Do this: Quote every entry word for word.

Task data:
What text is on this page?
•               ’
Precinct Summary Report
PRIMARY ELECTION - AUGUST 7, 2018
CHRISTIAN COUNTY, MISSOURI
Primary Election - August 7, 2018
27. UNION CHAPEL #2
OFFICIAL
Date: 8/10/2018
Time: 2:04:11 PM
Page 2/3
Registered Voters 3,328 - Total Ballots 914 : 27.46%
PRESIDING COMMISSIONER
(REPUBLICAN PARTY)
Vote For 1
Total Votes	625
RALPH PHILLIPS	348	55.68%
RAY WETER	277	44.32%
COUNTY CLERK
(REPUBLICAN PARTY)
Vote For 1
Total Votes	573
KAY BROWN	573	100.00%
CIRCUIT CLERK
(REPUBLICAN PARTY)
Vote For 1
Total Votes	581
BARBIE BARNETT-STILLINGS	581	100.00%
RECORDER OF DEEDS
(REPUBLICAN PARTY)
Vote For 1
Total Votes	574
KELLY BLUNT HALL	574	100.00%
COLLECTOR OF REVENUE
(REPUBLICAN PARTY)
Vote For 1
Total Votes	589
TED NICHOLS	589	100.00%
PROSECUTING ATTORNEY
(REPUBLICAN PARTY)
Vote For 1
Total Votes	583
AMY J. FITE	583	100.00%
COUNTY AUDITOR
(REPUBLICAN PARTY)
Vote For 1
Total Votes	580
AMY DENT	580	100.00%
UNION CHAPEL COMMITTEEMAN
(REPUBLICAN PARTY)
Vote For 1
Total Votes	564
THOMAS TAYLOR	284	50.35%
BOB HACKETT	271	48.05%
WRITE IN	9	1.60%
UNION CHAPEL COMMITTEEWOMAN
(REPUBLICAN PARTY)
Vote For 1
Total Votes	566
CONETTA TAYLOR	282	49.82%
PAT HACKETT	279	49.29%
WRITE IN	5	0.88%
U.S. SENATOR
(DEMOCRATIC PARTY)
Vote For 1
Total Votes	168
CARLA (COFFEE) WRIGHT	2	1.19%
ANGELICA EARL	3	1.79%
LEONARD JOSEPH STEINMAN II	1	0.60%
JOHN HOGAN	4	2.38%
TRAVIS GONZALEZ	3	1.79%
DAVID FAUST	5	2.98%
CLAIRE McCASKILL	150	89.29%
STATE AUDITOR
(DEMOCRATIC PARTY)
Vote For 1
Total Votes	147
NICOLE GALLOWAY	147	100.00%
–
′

Worked answer:
What text is on this page?
•               ’
Precinct Summary Report
PRIMARY ELECTION - AUGUST 7, 2018
CHRISTIAN COUNTY, MISSOURI
Primary Election - August 7, 2018
27. UNION CHAPEL #2
OFFICIAL
Date: 8/10/2018
Time: 2:04:11 PM
Page 2/3
Registered Voters 3,328 - Total Ballots 914 : 27.46%
PRESIDING COMMISSIONER
(REPUBLICAN PARTY)
Vote For 1
Total Votes	625
RALPH PHILLIPS	348	55.68%
RAY WETER	277	44.32%
COUNTY CLERK
(REPUBLICAN PARTY)
Vote For 1
Total Votes	573
KAY BROWN	573	100.00%
CIRCUIT CLERK
(REPUBLICAN PARTY)
Vote For 1
Total Votes	581
BARBIE BARNETT-STILLINGS	581	100.00%
RECORDER OF DEEDS
(REPUBLICAN PARTY)
Vote For 1
Total Votes	574
KELLY BLUNT HALL	574	100.00%
COLLECTOR OF REVENUE
(REPUBLICAN PARTY)
Vote For 1
Total Votes	589
TED NICHOLS	589	100.00%
PROSECUTING ATTORNEY
(REPUBLICAN PARTY)
Vote For 1
Total Votes	583
AMY J. FITE	583	100.00%
COUNTY AUDITOR
(REPUBLICAN PARTY)
Vote For 1
Total Votes	580
AMY DENT	580	100.00%
UNION CHAPEL COMMITTEEMAN
(REPUBLICAN PARTY)
Vote For 1
Total Votes	564
THOMAS TAYLOR	284	50.35%
BOB HACKETT	271	48.05%
WRITE IN	9	1.60%
UNION CHAPEL COMMITTEEWOMAN
(REPUBLICAN PARTY)
Vote For 1
Total Votes	566
CONETTA TAYLOR	282	49.82%
PAT HACKETT	279	49.29%
WRITE IN	5	0.88%
U.S. SENATOR
(DEMOCRATIC PARTY)
Vote For 1
Total Votes	168
CARLA (COFFEE) WRIGHT	2	1.19%
ANGELICA EARL	3	1.79%
LEONARD JOSEPH STEINMAN II	1	0.60%
JOHN HOGAN	4	2.38%
TRAVIS GONZALEZ	3	1.79%
DAVID FAUST	5	2.98%
CLAIRE McCASKILL	150	89.29%
STATE AUDITOR
(DEMOCRATIC PARTY)
Vote For 1
Total Votes	147
NICOLE GALLOWAY	147	100.00%
–
′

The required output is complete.